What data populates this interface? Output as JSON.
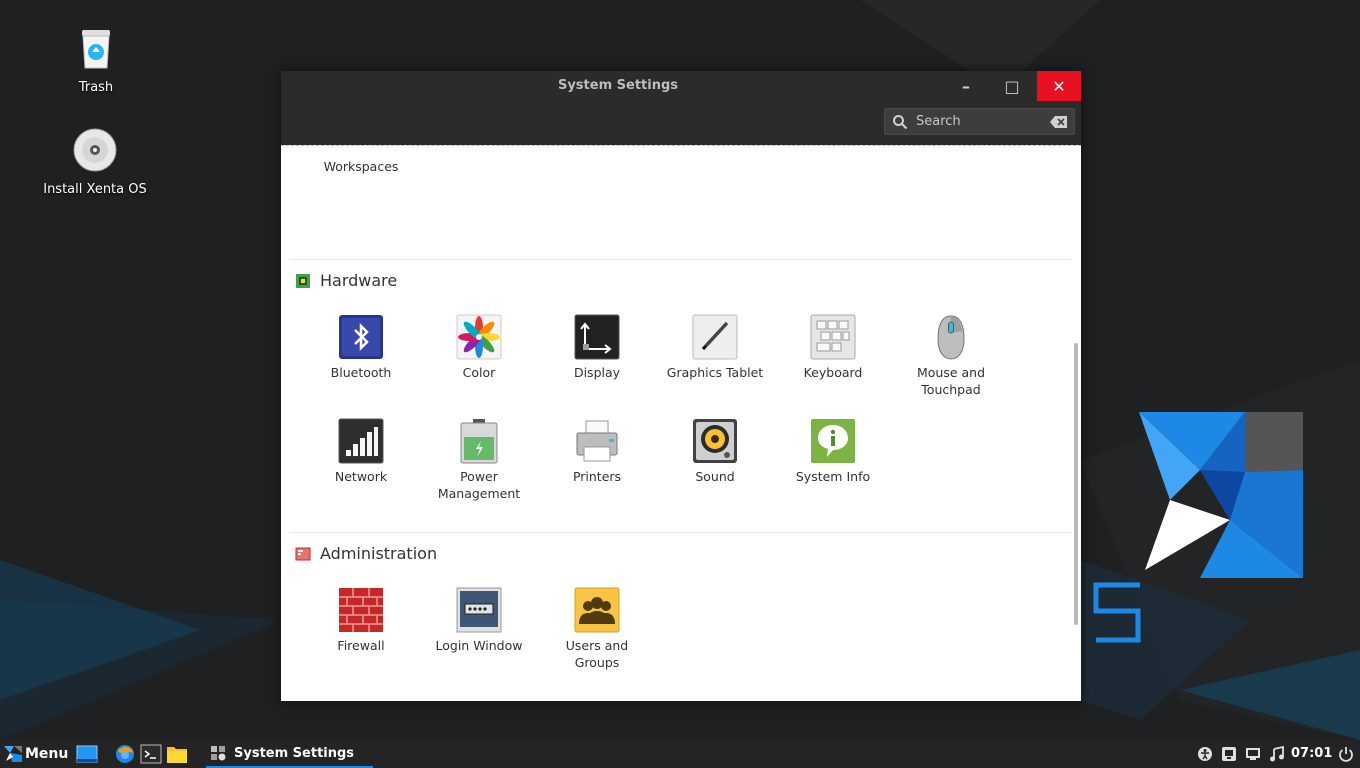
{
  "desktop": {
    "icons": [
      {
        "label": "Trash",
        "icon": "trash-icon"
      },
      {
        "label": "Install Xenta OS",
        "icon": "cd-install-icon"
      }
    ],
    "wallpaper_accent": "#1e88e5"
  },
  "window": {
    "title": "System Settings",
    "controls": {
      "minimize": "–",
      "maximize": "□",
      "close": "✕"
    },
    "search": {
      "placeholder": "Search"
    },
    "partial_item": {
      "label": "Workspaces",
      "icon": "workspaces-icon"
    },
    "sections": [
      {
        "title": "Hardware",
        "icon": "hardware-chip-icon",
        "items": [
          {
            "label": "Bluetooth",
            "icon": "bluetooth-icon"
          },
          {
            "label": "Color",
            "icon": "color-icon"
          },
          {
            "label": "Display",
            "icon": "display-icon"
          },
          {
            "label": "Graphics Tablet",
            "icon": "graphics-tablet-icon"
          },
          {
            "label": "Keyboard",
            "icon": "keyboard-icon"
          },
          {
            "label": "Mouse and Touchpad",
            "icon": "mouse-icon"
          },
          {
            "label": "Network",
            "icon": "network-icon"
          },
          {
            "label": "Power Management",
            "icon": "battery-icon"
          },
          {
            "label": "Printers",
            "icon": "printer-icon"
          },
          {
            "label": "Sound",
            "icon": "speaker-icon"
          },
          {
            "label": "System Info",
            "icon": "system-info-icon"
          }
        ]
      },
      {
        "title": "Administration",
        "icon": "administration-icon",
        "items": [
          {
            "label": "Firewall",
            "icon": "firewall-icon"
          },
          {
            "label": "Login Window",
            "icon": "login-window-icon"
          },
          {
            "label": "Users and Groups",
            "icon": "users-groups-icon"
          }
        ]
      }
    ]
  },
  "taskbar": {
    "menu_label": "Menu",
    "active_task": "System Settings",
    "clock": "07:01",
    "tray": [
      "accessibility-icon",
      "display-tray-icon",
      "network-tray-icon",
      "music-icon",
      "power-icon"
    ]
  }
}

• _WRITTEN TASK_: Go through the records and pull out each line that includes the word "Settings".

• _THE RESPONSE_:
    "title": "System Settings",
    "active_task": "System Settings",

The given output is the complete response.